■ Exercise task A
In the passage on Harlan Ellison, what was the unpublished sequel to his Dangerous Visions anthologies called?

*** Extract provided

I think I need to say something else everyone has known for years, which is that Harlan Ellison was someone who it could be terribly hard to be a fan of.  A thing that was on my bucket list and unlikely to be achieved before today and impossible now: I really hoped he would insult me someday, hopefully to my face.  This is the kind of person Harlan Ellison was.  He was not just notoriously prickly, he was aggressively thorny, noted for tossing out invective and having less and less patience as the years went on.  And then, a number of years ago, there was an infamous incident where he grabbed another writer's breast on stage and in front of quite a lot of people (not that it would have been any better if he'd done it in private), and another (less serious but still very dramatic because of who was involved) incident at a different awards ceremony involving a couple of webcomics artists who have subsequently achieved their own notoriety for what could be described as sexually abusive antics (verbal, so far as I know, nothing physical; but extremely dickish and ugly on their parts).  Even before the breast-grabbing, there was a famous story about Harlan Ellison that he told about himself and was often repeated, about a really bad date Ellison went on that was the sort of anecdote that used to be pretty funny up through, oh, some time around the mid-1990s, but was a bit ugly and cruel and misogynistic by the 21st Century; the story never changed but the rest of us did, and this is how things sometimes go, that a story that makes you a popular raconteur in one decade makes everybody cringe some years later.  On the non-sexual, non-interpersonal, but just sort of generally terrible front, there was The Last Dangerous Visions, the unpublished sequel to Ellison's legendary New Wave (the SF New Wave, not the French New Wave, the American New Wave, or the musical New Wave--there are all these waves, you see, and sometimes they're new) anthologies Dangerous Visions and Again, Dangerous Visions, of which there were some unfortunate accounts of stories being tied up and left on a rug somewhere; I guess Ellison definitely isn't finishing it, now.

******

■ Exercise task B
Please render the part of the rows that opens with the line containing "tab-label[interactable]: 60分 bbox=[450, 64, 480, 79]" and closes with the line containing "tab-bg[interactable] bbox=[220, 52, 291, 89]" as a numbered list, both of those lines included and blank lines omitted.

*** Stored rows

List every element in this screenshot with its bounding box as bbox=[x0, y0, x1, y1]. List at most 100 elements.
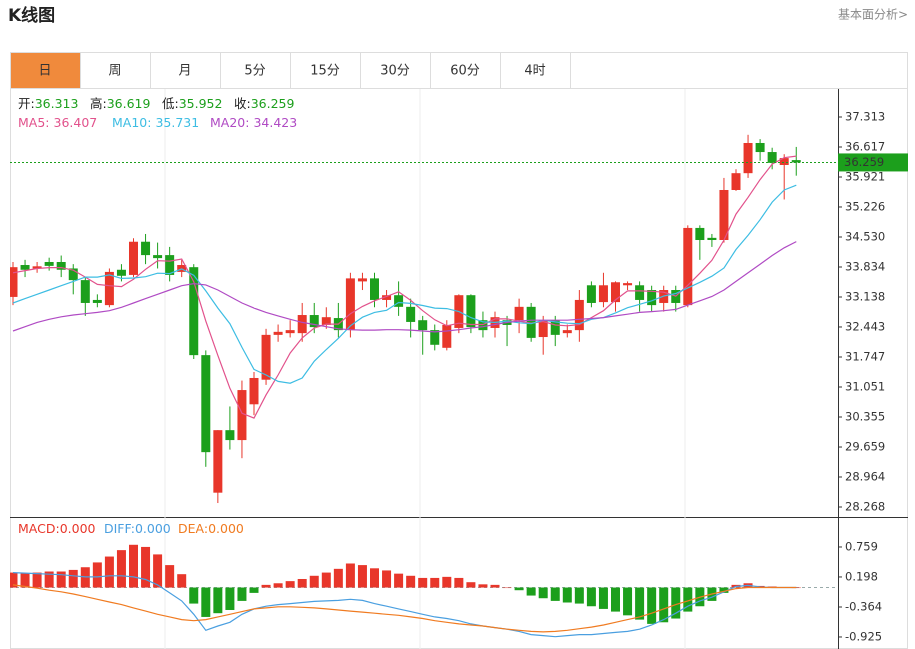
tab-label[interactable]: 60分 bbox=[450, 64, 480, 79]
candle-body bbox=[201, 355, 211, 453]
ohlc-legend-value: 36.619 bbox=[107, 96, 151, 111]
last-price-label: 36.259 bbox=[844, 155, 884, 169]
y-tick-label: 30.355 bbox=[845, 410, 885, 424]
macd-bar bbox=[333, 568, 343, 588]
candle-body bbox=[586, 285, 596, 303]
tab-label[interactable]: 日 bbox=[38, 64, 51, 79]
ma-legend-label: MA10: bbox=[112, 115, 151, 130]
candle-body bbox=[68, 268, 78, 281]
macd-bar bbox=[683, 587, 693, 612]
y-tick-label: 36.617 bbox=[845, 140, 885, 154]
macd-bar bbox=[430, 577, 440, 588]
candle-body bbox=[237, 390, 247, 441]
macd-bar bbox=[44, 571, 54, 588]
candle-body bbox=[285, 330, 295, 334]
candle-body bbox=[382, 295, 392, 300]
macd-bar bbox=[647, 587, 657, 624]
plot-area bbox=[10, 134, 838, 638]
candle-body bbox=[719, 189, 729, 241]
candle-body bbox=[683, 227, 693, 306]
candle-body bbox=[189, 267, 199, 356]
axes: 37.313 36.617 35.921 35.226 34.530 33.834 33.1… bbox=[838, 109, 908, 643]
tab-bg[interactable] bbox=[150, 52, 221, 89]
last-price-box bbox=[838, 153, 908, 172]
candle-body bbox=[273, 331, 283, 335]
candle-body bbox=[116, 269, 126, 276]
ohlc-legend: 开:36.313 bbox=[18, 96, 78, 111]
macd-bar bbox=[623, 587, 633, 616]
tab[interactable]: 60分 bbox=[430, 52, 501, 89]
macd-bar bbox=[68, 569, 78, 588]
candle-body bbox=[153, 255, 163, 259]
tab-label[interactable]: 5分 bbox=[244, 64, 265, 79]
tab-bg[interactable] bbox=[10, 52, 81, 89]
macd-bar bbox=[611, 587, 620, 612]
tab-label[interactable]: 4时 bbox=[524, 64, 545, 79]
macd-legend-value: 0.000 bbox=[208, 521, 244, 536]
y-tick-label: 34.530 bbox=[845, 229, 885, 243]
tab-label[interactable]: 月 bbox=[178, 64, 191, 79]
candle-body bbox=[562, 330, 572, 334]
tab-bg[interactable] bbox=[220, 52, 291, 89]
tab-label[interactable]: 15分 bbox=[310, 64, 340, 79]
candle-body bbox=[213, 430, 223, 493]
macd-bar bbox=[490, 584, 500, 588]
tab-label[interactable]: 周 bbox=[108, 64, 121, 79]
macd-bar bbox=[129, 544, 138, 588]
macd-bar bbox=[382, 570, 392, 588]
tab-bg[interactable] bbox=[430, 52, 501, 89]
macd-bar bbox=[671, 587, 681, 619]
tab-bg[interactable] bbox=[360, 52, 431, 89]
macd-bar bbox=[141, 546, 151, 588]
macd-bar bbox=[550, 587, 560, 601]
tab[interactable]: 15分 bbox=[290, 52, 361, 89]
candle-body bbox=[731, 173, 741, 190]
macd-bar bbox=[454, 577, 464, 588]
tab[interactable]: 4时 bbox=[500, 52, 571, 89]
candle-body bbox=[309, 315, 319, 328]
y-tick-label: -0.364 bbox=[845, 599, 882, 613]
tab[interactable]: 周 bbox=[80, 52, 151, 89]
candle-body bbox=[755, 142, 765, 153]
macd-bar bbox=[285, 581, 295, 588]
macd-legend: DEA:0.000 bbox=[178, 521, 244, 536]
candle-body bbox=[80, 280, 90, 303]
candle-body bbox=[20, 265, 30, 270]
candle-body bbox=[430, 330, 440, 345]
tab[interactable]: 日 bbox=[10, 52, 81, 89]
macd-bar bbox=[201, 587, 211, 617]
macd-bar bbox=[538, 587, 548, 599]
ma-legend-label: MA5: bbox=[18, 115, 50, 130]
candle-body bbox=[321, 317, 331, 325]
tab[interactable]: 月 bbox=[150, 52, 221, 89]
y-tick-label: 33.138 bbox=[845, 290, 885, 304]
macd-bar bbox=[357, 565, 367, 588]
ma-legend-value: 34.423 bbox=[253, 115, 297, 130]
ohlc-legend-label: 收: bbox=[234, 96, 251, 111]
macd-bar bbox=[20, 573, 30, 588]
ma-line bbox=[12, 184, 797, 384]
macd-bar bbox=[273, 583, 283, 588]
candle-body bbox=[56, 261, 66, 270]
macd-bar bbox=[719, 587, 729, 593]
analysis-link[interactable]: 基本面分析> bbox=[838, 8, 908, 22]
candle-body bbox=[225, 430, 235, 441]
tab[interactable]: 30分 bbox=[360, 52, 431, 89]
ma-line bbox=[12, 155, 797, 419]
ohlc-legend-label: 开: bbox=[18, 96, 35, 111]
candle-body bbox=[707, 237, 717, 241]
macd-bar bbox=[635, 587, 645, 620]
candle-body bbox=[418, 320, 428, 331]
ohlc-legend-value: 36.313 bbox=[35, 96, 79, 111]
tab-bg[interactable] bbox=[500, 52, 571, 89]
candle-body bbox=[249, 377, 259, 405]
macd-bar bbox=[321, 572, 331, 588]
tab[interactable]: 5分 bbox=[220, 52, 291, 89]
ma-line bbox=[12, 241, 797, 333]
macd-bar bbox=[478, 584, 488, 588]
candle-body bbox=[743, 142, 753, 174]
tab-label[interactable]: 30分 bbox=[380, 64, 410, 79]
candle-body bbox=[598, 285, 608, 303]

******

■ Full answer A
The Last Dangerous Visions

■ Full answer B
1. tab-label[interactable]: 60分 bbox=[450, 64, 480, 79]
2. candle-body bbox=[201, 355, 211, 453]
3. ohlc-legend-value: 36.619 bbox=[107, 96, 151, 111]
4. last-price-label: 36.259 bbox=[844, 155, 884, 169]
5. y-tick-label: 30.355 bbox=[845, 410, 885, 424]
6. macd-bar bbox=[333, 568, 343, 588]
7. candle-body bbox=[586, 285, 596, 303]
8. tab-label[interactable]: 日 bbox=[38, 64, 51, 79]
9. ma-legend-label: MA10: bbox=[112, 115, 151, 130]
10. candle-body bbox=[68, 268, 78, 281]
11. macd-bar bbox=[683, 587, 693, 612]
12. y-tick-label: 36.617 bbox=[845, 140, 885, 154]
13. macd-bar bbox=[430, 577, 440, 588]
14. candle-body bbox=[237, 390, 247, 441]
15. macd-bar bbox=[44, 571, 54, 588]
16. candle-body bbox=[285, 330, 295, 334]
17. candle-body bbox=[382, 295, 392, 300]
18. macd-bar bbox=[647, 587, 657, 624]
19. plot-area bbox=[10, 134, 838, 638]
20. candle-body bbox=[719, 189, 729, 241]
21. candle-body bbox=[683, 227, 693, 306]
22. candle-body bbox=[189, 267, 199, 356]
23. axes: 37.313 36.617 35.921 35.226 34.530 33.834 33.1… bbox=[838, 109, 908, 643]
24. tab-bg[interactable] bbox=[150, 52, 221, 89]
25. last-price-box bbox=[838, 153, 908, 172]
26. candle-body bbox=[273, 331, 283, 335]
27. candle-body bbox=[116, 269, 126, 276]
28. ohlc-legend: 开:36.313 bbox=[18, 96, 78, 111]
29. macd-bar bbox=[623, 587, 633, 616]
30. tab[interactable]: 60分 bbox=[430, 52, 501, 89]
31. macd-bar bbox=[68, 569, 78, 588]
32. candle-body bbox=[153, 255, 163, 259]
33. tab-label[interactable]: 5分 bbox=[244, 64, 265, 79]
34. tab-bg[interactable] bbox=[10, 52, 81, 89]
35. macd-bar bbox=[611, 587, 620, 612]
36. tab-label[interactable]: 4时 bbox=[524, 64, 545, 79]
37. macd-legend-value: 0.000 bbox=[208, 521, 244, 536]
38. y-tick-label: 34.530 bbox=[845, 229, 885, 243]
39. tab-label[interactable]: 月 bbox=[178, 64, 191, 79]
40. candle-body bbox=[562, 330, 572, 334]
41. tab-bg[interactable] bbox=[220, 52, 291, 89]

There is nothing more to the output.